The task
Write the data out again exactly, dropping any images it holds.

Stored data entries
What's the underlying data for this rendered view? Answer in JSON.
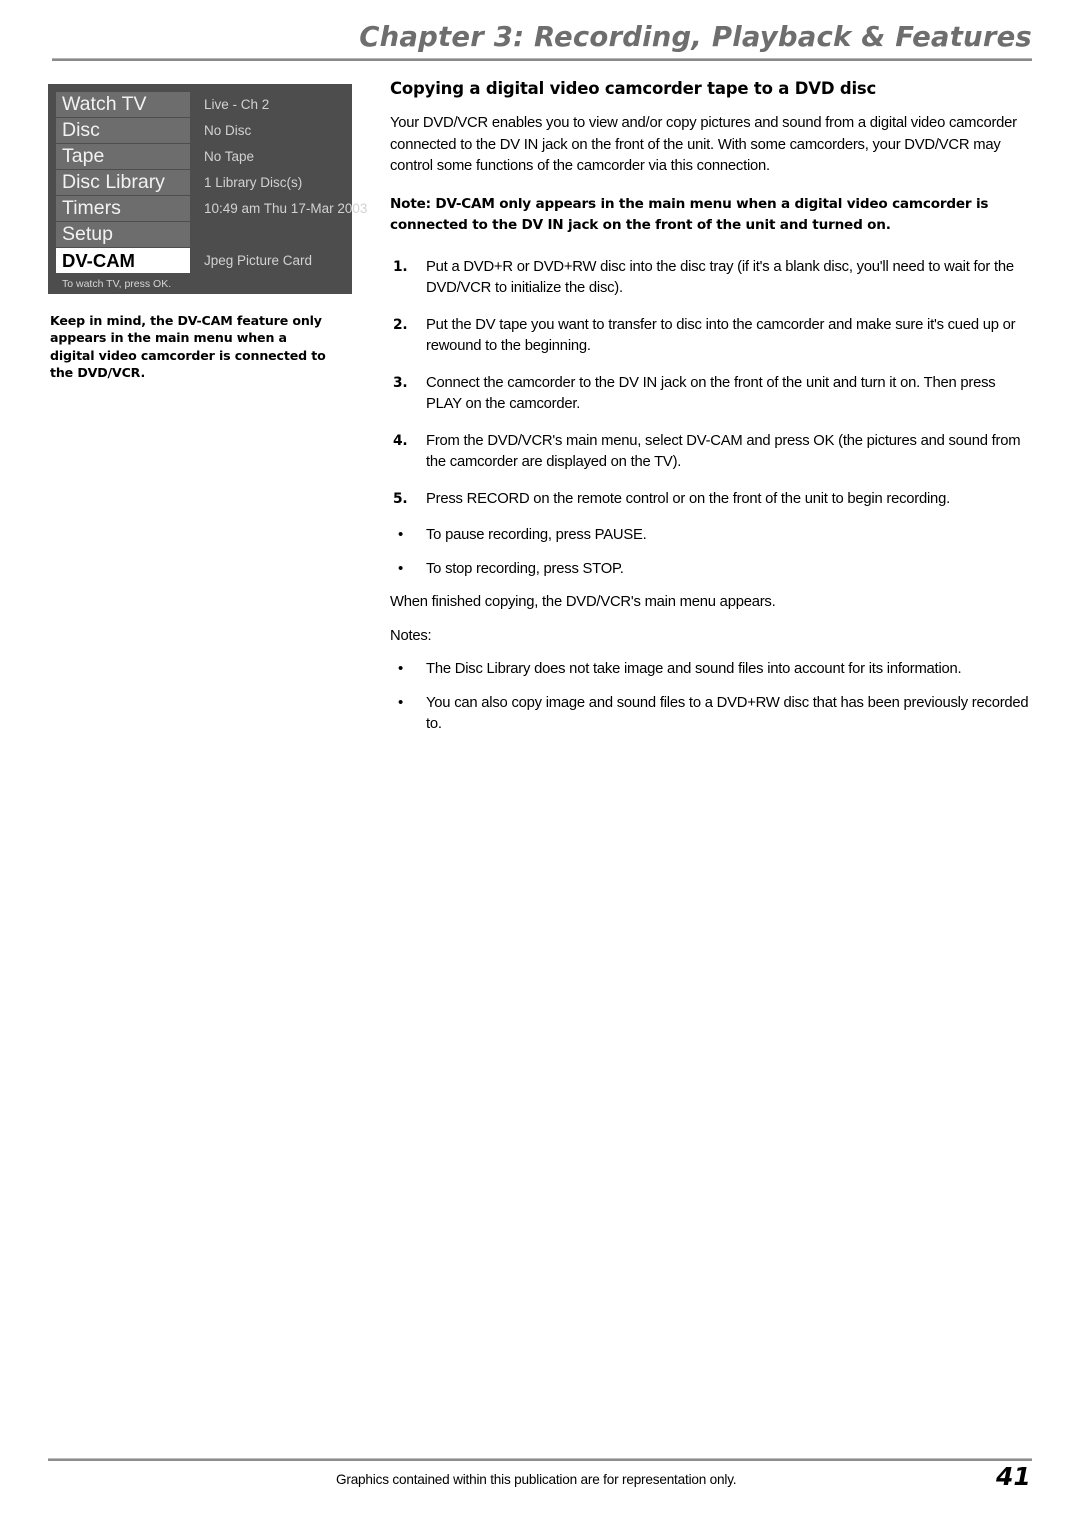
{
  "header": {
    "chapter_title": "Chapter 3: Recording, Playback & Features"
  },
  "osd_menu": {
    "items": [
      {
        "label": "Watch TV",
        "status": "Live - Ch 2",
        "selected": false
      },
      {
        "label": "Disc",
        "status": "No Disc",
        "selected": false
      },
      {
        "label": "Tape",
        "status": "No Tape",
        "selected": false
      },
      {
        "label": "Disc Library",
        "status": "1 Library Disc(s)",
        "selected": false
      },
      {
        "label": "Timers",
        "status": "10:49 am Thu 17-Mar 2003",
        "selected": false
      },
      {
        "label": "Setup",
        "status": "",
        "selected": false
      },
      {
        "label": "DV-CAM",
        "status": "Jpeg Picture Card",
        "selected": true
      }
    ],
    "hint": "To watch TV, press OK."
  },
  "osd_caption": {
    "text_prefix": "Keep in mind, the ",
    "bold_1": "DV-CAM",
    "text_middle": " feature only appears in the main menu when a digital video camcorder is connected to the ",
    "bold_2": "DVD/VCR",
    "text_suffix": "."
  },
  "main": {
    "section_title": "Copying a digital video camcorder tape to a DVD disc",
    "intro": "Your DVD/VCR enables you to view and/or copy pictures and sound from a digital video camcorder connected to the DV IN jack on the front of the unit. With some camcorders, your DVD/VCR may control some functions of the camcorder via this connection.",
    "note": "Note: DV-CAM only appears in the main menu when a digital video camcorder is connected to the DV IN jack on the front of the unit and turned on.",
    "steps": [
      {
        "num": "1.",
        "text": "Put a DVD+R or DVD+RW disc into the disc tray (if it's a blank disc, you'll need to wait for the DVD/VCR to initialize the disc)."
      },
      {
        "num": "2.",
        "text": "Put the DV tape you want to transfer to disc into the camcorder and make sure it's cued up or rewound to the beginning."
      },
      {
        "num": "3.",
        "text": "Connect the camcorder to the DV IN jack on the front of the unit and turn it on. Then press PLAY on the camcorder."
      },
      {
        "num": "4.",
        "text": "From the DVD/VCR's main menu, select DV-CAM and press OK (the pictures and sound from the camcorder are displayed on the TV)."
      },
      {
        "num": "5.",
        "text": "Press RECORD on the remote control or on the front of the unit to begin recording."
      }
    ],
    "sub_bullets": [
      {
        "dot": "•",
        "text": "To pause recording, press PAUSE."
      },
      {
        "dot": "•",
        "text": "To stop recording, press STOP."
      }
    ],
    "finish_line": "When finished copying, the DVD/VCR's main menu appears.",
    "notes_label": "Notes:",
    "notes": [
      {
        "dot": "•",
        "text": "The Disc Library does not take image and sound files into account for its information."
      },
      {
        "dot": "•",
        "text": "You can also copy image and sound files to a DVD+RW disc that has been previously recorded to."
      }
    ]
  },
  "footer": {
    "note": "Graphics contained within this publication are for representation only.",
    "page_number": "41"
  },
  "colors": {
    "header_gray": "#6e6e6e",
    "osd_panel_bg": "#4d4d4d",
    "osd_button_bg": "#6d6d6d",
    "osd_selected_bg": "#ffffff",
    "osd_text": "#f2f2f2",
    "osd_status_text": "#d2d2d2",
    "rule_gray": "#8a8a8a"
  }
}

Task response
What's the underlying data for this rendered view? Answer in JSON.
{
  "header": {
    "chapter_title": "Chapter 3: Recording, Playback & Features"
  },
  "osd_menu": {
    "items": [
      {
        "label": "Watch TV",
        "status": "Live - Ch 2",
        "selected": false
      },
      {
        "label": "Disc",
        "status": "No Disc",
        "selected": false
      },
      {
        "label": "Tape",
        "status": "No Tape",
        "selected": false
      },
      {
        "label": "Disc Library",
        "status": "1 Library Disc(s)",
        "selected": false
      },
      {
        "label": "Timers",
        "status": "10:49 am Thu 17-Mar 2003",
        "selected": false
      },
      {
        "label": "Setup",
        "status": "",
        "selected": false
      },
      {
        "label": "DV-CAM",
        "status": "Jpeg Picture Card",
        "selected": true
      }
    ],
    "hint": "To watch TV, press OK."
  },
  "osd_caption": {
    "text_prefix": "Keep in mind, the ",
    "bold_1": "DV-CAM",
    "text_middle": " feature only appears in the main menu when a digital video camcorder is connected to the ",
    "bold_2": "DVD/VCR",
    "text_suffix": "."
  },
  "main": {
    "section_title": "Copying a digital video camcorder tape to a DVD disc",
    "intro": "Your DVD/VCR enables you to view and/or copy pictures and sound from a digital video camcorder connected to the DV IN jack on the front of the unit. With some camcorders, your DVD/VCR may control some functions of the camcorder via this connection.",
    "note": "Note: DV-CAM only appears in the main menu when a digital video camcorder is connected to the DV IN jack on the front of the unit and turned on.",
    "steps": [
      {
        "num": "1.",
        "text": "Put a DVD+R or DVD+RW disc into the disc tray (if it's a blank disc, you'll need to wait for the DVD/VCR to initialize the disc)."
      },
      {
        "num": "2.",
        "text": "Put the DV tape you want to transfer to disc into the camcorder and make sure it's cued up or rewound to the beginning."
      },
      {
        "num": "3.",
        "text": "Connect the camcorder to the DV IN jack on the front of the unit and turn it on. Then press PLAY on the camcorder."
      },
      {
        "num": "4.",
        "text": "From the DVD/VCR's main menu, select DV-CAM and press OK (the pictures and sound from the camcorder are displayed on the TV)."
      },
      {
        "num": "5.",
        "text": "Press RECORD on the remote control or on the front of the unit to begin recording."
      }
    ],
    "sub_bullets": [
      {
        "dot": "•",
        "text": "To pause recording, press PAUSE."
      },
      {
        "dot": "•",
        "text": "To stop recording, press STOP."
      }
    ],
    "finish_line": "When finished copying, the DVD/VCR's main menu appears.",
    "notes_label": "Notes:",
    "notes": [
      {
        "dot": "•",
        "text": "The Disc Library does not take image and sound files into account for its information."
      },
      {
        "dot": "•",
        "text": "You can also copy image and sound files to a DVD+RW disc that has been previously recorded to."
      }
    ]
  },
  "footer": {
    "note": "Graphics contained within this publication are for representation only.",
    "page_number": "41"
  },
  "colors": {
    "header_gray": "#6e6e6e",
    "osd_panel_bg": "#4d4d4d",
    "osd_button_bg": "#6d6d6d",
    "osd_selected_bg": "#ffffff",
    "osd_text": "#f2f2f2",
    "osd_status_text": "#d2d2d2",
    "rule_gray": "#8a8a8a"
  }
}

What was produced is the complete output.